> SHORT PROBLEM
From the entries that follow, extract each line holding the string "text".

> Some records
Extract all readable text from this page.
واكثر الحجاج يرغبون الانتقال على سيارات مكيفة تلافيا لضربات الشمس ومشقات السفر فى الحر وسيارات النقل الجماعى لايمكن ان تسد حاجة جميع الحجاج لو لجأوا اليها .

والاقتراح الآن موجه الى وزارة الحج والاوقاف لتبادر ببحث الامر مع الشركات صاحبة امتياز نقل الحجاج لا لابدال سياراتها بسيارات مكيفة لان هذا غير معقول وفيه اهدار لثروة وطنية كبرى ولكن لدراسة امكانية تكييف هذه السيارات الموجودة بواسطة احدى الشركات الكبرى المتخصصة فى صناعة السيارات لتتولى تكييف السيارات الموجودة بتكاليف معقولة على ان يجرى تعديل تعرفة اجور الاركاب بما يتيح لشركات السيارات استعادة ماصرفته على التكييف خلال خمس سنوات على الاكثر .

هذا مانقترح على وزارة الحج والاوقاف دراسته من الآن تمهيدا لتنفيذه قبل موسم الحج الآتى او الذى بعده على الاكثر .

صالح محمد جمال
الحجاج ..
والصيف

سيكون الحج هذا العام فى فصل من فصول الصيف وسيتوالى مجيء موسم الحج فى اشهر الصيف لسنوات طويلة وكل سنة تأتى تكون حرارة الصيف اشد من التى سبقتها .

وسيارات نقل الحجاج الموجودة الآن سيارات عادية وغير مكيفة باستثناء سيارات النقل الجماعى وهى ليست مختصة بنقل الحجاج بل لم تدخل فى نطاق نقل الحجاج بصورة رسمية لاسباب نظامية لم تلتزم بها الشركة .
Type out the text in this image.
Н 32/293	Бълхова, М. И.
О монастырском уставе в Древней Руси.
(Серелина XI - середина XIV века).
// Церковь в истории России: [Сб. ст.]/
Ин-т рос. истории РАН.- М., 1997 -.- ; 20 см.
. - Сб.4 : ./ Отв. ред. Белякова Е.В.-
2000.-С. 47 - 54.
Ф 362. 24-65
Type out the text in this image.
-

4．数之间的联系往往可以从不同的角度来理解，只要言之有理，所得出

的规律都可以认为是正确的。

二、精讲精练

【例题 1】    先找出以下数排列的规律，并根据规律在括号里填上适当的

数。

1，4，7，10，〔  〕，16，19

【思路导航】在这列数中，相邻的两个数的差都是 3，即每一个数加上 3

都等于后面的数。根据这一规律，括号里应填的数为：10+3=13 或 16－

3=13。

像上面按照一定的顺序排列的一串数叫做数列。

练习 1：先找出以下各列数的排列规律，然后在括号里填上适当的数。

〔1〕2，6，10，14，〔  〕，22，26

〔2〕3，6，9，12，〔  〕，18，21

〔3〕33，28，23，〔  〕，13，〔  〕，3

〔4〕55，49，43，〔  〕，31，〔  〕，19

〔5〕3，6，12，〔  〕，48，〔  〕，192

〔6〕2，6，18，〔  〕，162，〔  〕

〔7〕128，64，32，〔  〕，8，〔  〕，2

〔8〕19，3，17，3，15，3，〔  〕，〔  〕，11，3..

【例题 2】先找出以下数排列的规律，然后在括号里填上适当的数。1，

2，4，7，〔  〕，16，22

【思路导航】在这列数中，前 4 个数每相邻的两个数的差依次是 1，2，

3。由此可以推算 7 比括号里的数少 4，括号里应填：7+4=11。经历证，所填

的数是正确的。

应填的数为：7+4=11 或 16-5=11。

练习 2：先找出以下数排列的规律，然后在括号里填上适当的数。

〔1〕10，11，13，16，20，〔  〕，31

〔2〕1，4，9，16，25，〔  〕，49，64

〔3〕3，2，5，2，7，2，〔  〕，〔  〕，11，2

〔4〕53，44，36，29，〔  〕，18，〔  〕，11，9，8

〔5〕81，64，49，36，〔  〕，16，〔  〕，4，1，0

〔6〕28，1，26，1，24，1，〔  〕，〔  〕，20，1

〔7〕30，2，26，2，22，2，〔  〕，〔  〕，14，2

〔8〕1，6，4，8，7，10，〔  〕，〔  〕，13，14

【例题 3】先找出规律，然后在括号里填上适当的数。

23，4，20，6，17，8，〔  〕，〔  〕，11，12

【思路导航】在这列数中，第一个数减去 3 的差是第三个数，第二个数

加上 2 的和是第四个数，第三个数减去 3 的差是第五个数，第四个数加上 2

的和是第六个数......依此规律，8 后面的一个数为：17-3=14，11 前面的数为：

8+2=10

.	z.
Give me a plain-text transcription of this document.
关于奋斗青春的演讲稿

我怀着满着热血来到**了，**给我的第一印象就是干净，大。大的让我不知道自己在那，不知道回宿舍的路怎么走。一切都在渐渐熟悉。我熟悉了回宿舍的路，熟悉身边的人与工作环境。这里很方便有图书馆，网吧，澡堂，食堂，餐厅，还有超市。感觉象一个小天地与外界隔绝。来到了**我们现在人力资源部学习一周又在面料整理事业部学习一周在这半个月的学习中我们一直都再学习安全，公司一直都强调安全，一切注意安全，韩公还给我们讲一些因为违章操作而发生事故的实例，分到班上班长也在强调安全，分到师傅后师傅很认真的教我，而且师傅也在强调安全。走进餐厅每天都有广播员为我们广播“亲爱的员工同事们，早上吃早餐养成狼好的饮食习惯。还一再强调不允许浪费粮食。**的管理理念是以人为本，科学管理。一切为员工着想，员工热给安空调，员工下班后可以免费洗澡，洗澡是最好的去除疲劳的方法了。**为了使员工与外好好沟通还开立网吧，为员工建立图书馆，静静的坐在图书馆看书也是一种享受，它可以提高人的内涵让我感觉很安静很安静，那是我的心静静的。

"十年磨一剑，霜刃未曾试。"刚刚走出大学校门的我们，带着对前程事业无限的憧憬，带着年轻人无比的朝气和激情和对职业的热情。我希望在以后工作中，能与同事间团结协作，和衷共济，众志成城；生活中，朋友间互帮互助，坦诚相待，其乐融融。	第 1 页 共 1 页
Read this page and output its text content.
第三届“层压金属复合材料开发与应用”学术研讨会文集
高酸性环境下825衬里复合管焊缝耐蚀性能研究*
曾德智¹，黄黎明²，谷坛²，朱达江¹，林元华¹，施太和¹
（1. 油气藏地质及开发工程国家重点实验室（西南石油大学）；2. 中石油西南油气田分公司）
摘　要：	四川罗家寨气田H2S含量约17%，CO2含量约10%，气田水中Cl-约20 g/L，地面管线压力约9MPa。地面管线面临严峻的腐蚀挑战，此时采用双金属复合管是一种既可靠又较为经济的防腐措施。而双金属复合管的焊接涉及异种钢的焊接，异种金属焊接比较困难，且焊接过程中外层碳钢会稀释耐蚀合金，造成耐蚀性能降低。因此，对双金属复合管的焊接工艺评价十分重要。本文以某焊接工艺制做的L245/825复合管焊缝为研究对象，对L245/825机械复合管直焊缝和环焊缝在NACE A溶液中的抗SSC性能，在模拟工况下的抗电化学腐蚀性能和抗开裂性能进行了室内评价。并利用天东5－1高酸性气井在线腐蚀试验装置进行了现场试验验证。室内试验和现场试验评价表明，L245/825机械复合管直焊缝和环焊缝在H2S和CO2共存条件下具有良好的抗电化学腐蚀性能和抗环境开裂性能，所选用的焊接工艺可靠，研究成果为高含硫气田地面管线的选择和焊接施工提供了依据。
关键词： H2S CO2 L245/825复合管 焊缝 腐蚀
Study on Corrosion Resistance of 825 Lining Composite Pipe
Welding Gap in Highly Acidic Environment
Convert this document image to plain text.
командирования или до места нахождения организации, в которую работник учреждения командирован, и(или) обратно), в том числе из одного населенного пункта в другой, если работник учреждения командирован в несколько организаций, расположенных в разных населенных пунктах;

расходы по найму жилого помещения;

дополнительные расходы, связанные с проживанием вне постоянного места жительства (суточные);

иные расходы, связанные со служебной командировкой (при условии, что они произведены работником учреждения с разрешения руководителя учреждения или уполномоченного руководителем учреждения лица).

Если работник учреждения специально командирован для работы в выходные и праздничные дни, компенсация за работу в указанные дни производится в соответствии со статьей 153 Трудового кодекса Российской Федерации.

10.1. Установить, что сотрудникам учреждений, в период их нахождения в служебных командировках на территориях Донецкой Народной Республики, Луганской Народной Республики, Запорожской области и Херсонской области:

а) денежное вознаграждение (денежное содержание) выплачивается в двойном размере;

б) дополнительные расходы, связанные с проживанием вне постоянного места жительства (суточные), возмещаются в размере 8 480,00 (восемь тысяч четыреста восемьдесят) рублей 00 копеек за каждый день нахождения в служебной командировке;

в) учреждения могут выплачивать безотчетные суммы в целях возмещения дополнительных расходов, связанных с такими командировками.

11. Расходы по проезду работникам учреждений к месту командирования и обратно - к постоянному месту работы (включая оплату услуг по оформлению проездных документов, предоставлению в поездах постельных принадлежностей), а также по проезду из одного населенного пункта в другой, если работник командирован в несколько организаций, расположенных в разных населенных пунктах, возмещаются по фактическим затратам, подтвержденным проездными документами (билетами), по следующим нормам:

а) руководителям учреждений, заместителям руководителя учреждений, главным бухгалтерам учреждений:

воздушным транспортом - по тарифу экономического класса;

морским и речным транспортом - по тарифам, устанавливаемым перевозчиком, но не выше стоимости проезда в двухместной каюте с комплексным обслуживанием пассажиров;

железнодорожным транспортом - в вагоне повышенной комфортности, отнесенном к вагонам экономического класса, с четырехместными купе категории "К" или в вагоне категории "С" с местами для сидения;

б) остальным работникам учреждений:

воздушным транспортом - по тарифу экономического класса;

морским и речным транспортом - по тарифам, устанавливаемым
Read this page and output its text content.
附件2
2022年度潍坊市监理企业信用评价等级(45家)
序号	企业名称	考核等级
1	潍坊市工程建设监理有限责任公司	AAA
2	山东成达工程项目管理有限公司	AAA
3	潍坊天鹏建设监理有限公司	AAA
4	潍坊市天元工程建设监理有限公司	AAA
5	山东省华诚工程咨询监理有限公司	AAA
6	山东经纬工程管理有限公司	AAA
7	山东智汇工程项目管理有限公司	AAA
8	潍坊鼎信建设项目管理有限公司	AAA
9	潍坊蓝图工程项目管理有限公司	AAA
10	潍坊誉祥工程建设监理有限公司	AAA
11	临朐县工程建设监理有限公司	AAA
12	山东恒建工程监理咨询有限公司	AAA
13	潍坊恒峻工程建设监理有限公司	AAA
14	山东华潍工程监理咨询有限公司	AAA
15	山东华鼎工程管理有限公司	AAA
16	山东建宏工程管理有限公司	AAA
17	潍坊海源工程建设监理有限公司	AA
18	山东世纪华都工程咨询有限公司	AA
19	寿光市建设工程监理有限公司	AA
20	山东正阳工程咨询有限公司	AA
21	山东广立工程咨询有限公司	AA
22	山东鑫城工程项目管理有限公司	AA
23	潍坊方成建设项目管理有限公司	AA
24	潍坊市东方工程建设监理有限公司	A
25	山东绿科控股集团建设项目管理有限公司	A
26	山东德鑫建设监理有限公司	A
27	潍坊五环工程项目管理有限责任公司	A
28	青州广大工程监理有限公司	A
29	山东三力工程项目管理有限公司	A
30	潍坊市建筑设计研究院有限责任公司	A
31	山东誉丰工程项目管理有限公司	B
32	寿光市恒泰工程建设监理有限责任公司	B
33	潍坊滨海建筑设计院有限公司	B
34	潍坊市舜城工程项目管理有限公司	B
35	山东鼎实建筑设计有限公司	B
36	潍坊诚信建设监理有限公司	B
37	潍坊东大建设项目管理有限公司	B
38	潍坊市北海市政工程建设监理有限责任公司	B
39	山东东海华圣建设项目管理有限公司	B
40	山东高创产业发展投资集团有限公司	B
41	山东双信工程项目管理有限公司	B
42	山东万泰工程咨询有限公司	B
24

> ANSWER TO THE EXERCISE
Extract all readable text from this page.
Type out the text in this image.
Type out the text in this image.
Give me a plain-text transcription of this document.
Read this page and output its text content.
Convert this document image to plain text.
Read this page and output its text content.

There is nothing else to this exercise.